**Set task:**
Draw out every line with the word "title" from the listing below.

**Records for the task:**
————————

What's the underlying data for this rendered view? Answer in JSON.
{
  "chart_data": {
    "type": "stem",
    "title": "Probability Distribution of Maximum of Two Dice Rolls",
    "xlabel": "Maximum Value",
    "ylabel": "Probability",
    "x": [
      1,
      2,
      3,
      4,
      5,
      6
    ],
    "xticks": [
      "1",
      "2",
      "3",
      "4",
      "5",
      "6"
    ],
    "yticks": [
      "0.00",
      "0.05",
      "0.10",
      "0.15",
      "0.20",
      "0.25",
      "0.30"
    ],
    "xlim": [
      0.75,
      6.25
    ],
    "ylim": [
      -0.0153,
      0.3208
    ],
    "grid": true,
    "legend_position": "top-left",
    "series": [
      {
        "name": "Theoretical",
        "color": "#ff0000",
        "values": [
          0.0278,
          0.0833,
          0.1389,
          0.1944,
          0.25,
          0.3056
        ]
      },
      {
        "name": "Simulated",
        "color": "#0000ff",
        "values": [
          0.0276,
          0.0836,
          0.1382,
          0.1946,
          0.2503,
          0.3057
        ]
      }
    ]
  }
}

————————

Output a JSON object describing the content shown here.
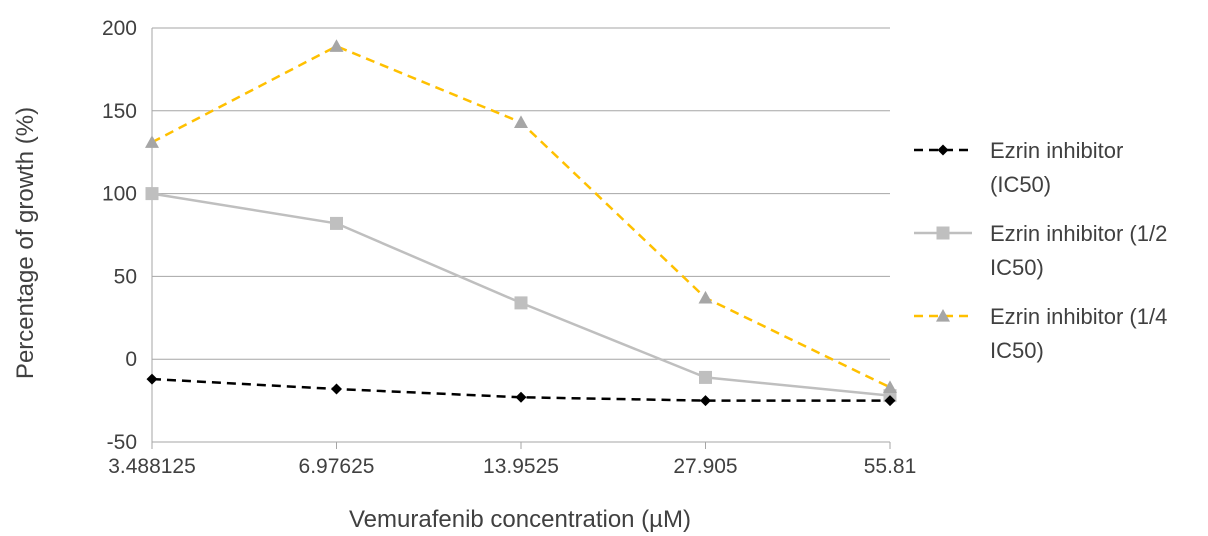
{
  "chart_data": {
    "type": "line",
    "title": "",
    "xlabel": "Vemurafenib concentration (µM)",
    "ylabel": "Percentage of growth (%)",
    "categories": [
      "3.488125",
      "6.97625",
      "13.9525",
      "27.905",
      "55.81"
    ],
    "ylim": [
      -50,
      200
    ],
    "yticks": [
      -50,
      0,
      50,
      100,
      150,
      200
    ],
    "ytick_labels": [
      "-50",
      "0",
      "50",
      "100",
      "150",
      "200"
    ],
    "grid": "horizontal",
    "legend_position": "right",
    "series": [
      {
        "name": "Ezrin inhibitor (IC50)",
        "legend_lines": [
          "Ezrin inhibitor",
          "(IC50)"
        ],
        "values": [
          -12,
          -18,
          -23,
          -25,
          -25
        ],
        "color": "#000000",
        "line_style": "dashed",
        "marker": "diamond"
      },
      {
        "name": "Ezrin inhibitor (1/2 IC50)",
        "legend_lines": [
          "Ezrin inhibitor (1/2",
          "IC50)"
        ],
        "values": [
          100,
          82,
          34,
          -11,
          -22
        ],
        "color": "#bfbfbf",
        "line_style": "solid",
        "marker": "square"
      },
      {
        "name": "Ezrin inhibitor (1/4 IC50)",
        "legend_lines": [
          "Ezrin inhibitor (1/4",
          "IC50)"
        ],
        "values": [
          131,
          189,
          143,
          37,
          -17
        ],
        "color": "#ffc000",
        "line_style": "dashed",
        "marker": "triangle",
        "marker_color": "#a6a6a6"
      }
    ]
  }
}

————————

**Written answer:**
    "title": "Probability Distribution of Maximum of Two Dice Rolls",
    "title": "",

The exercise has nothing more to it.